*WRITTEN PROBLEM*
What number of lines contain the word "text"? Reply with the number and nothing else.

.....

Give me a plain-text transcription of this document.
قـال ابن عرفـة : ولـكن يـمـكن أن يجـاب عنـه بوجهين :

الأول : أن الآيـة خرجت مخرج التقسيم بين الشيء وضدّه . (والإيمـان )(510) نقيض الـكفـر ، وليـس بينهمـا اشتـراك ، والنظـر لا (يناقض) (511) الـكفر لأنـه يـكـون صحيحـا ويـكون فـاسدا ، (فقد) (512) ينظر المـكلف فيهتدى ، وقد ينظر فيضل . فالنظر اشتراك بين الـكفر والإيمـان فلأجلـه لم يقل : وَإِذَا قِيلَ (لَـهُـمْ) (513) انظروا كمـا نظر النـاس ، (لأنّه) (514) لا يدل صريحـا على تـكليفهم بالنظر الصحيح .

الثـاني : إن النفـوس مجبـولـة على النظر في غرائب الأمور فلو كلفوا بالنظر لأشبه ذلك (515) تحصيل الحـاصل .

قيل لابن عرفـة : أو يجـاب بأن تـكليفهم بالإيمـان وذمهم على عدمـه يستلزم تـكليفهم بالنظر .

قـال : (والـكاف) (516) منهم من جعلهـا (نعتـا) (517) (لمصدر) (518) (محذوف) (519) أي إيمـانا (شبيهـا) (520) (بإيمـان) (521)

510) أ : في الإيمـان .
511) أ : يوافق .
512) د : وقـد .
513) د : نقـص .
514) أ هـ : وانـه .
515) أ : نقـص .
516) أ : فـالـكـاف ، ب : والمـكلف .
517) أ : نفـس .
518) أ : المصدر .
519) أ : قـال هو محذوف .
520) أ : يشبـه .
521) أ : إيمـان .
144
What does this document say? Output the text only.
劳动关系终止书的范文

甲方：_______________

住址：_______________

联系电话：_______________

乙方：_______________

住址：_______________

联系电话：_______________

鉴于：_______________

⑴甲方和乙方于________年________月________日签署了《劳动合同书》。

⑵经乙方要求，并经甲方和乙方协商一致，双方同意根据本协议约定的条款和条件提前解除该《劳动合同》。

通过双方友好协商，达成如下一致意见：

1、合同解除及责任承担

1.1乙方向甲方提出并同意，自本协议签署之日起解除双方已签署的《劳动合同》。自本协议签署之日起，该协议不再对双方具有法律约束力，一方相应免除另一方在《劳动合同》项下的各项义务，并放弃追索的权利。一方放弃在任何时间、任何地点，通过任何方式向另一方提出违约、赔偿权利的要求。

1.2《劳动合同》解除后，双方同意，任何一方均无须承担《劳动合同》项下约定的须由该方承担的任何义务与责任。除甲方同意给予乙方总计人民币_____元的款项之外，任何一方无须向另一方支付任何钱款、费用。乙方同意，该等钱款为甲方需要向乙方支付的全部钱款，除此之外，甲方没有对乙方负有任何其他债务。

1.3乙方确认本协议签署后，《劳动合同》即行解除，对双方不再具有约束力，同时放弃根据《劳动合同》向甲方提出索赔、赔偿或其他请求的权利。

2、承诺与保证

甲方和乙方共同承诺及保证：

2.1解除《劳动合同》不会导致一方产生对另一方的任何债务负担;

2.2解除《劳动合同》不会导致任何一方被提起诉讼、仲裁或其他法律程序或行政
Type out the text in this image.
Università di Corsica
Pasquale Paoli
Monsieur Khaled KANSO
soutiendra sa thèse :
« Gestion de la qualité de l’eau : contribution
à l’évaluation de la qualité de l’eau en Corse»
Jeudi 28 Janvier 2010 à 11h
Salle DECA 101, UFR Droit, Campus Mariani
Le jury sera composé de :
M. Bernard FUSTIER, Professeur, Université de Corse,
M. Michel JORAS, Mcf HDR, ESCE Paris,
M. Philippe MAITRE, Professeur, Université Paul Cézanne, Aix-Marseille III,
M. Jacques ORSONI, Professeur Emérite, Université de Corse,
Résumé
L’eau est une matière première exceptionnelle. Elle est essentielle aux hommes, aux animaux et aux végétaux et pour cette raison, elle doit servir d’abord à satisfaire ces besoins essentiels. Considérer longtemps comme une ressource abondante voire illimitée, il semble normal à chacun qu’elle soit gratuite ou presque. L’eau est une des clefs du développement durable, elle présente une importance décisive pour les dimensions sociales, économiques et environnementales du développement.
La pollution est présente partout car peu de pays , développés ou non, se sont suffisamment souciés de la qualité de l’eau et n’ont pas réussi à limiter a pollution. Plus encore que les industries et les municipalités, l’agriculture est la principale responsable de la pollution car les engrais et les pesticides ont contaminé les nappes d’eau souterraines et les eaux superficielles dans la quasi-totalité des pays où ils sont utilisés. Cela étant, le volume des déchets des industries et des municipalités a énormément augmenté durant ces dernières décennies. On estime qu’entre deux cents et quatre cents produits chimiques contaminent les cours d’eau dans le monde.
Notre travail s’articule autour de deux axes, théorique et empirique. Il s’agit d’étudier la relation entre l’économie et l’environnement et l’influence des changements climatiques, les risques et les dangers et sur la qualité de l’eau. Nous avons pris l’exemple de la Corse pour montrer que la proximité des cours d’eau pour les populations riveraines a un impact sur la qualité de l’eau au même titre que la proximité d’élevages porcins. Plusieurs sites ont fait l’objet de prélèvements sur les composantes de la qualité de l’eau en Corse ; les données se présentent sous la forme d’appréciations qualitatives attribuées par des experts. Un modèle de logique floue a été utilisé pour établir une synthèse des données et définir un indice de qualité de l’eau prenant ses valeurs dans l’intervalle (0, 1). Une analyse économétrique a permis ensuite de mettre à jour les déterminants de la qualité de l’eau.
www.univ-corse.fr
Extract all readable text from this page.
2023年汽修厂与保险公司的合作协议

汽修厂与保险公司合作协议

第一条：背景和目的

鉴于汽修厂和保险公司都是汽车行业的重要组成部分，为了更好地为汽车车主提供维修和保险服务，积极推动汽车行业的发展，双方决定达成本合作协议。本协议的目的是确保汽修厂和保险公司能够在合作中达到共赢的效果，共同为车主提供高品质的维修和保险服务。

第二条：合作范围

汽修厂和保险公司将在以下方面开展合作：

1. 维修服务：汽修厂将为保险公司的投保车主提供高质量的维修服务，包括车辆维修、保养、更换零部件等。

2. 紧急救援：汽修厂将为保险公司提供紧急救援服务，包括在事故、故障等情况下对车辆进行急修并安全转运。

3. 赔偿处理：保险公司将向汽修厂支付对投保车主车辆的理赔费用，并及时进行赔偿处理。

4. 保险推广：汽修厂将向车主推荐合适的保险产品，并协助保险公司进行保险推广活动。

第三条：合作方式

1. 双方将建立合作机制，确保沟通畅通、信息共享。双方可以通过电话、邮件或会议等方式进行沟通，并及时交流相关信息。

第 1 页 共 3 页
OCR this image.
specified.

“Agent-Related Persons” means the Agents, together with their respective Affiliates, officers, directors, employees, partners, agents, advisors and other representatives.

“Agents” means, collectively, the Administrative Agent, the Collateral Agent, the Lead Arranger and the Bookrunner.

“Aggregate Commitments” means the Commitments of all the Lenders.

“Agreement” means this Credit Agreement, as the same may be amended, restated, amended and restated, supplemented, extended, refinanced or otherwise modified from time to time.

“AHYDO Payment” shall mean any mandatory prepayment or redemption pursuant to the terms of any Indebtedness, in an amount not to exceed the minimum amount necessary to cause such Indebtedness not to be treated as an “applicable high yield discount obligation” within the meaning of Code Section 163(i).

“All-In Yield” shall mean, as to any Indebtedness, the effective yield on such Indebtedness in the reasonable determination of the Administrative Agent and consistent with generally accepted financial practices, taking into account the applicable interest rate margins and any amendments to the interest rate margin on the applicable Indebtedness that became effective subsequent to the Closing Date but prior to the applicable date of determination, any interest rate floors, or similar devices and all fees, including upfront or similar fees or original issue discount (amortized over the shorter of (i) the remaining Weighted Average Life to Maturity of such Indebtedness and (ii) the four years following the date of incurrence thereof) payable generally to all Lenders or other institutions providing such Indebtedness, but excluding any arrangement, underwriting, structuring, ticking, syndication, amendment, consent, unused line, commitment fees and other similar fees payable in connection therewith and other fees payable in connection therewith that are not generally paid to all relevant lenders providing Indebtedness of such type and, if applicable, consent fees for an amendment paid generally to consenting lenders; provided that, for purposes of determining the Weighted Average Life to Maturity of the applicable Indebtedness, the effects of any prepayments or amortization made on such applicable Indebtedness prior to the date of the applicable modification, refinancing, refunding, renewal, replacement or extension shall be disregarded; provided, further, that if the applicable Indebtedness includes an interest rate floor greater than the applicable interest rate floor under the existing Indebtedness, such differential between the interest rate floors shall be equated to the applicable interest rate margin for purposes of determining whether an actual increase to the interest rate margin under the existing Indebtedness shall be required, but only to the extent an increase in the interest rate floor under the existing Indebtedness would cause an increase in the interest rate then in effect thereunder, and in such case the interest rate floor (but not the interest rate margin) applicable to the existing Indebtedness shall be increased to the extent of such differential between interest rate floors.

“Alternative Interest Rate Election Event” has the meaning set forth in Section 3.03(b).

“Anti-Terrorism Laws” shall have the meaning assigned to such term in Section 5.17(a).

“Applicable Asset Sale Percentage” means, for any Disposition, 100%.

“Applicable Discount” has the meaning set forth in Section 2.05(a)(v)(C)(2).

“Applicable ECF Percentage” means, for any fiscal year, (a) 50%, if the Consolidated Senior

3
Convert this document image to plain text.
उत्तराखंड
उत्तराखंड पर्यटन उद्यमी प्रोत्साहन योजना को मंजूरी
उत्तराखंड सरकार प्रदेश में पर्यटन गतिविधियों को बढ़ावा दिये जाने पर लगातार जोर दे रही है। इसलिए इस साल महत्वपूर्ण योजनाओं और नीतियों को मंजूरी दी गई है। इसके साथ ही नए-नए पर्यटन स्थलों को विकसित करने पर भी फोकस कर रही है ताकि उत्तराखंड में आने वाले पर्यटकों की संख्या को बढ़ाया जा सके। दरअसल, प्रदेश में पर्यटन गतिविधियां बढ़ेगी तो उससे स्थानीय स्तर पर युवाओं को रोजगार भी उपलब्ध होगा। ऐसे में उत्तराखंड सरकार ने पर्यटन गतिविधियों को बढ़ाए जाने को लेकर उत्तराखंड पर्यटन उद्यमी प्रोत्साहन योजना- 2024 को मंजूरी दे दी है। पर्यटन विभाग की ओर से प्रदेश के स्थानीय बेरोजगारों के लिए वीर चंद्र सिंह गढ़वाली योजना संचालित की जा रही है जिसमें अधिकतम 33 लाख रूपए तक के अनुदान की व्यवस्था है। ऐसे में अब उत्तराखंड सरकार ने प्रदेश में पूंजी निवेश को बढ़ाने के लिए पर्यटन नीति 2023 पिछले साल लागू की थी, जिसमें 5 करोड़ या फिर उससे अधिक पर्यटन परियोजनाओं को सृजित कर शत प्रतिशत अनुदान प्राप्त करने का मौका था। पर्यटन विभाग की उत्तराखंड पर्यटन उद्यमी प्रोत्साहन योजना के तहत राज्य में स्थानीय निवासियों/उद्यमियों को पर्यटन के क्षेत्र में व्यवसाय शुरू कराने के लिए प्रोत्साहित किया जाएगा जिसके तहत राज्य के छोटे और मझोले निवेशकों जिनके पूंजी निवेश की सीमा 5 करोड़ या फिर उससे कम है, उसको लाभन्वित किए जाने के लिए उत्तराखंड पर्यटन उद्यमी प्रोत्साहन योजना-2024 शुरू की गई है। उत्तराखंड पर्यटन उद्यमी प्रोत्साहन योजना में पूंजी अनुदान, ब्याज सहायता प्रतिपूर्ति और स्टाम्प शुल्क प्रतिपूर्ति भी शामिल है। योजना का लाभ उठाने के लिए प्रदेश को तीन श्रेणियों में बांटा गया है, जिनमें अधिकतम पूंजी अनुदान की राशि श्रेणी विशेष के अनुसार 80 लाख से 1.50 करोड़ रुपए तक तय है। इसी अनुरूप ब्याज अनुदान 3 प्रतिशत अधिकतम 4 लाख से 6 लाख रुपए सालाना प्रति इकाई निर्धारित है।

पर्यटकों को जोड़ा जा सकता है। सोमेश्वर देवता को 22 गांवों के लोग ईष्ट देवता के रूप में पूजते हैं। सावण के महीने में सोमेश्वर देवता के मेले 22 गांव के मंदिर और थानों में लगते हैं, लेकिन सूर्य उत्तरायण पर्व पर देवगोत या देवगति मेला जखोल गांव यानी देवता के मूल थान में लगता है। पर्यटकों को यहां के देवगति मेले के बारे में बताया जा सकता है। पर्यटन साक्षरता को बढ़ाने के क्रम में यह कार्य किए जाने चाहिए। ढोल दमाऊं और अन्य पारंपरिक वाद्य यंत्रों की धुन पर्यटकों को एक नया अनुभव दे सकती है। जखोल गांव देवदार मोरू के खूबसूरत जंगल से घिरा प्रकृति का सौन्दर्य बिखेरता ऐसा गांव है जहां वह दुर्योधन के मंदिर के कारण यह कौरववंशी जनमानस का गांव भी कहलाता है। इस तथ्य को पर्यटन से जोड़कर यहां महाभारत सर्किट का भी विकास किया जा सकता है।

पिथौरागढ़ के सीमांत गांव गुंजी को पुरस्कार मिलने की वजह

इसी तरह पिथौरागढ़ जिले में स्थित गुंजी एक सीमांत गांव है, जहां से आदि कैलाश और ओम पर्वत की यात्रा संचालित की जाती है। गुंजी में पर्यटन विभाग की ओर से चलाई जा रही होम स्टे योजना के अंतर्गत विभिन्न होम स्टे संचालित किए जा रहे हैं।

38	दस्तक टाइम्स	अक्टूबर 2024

.....

*SOLUTION FOR THIS TASK*
5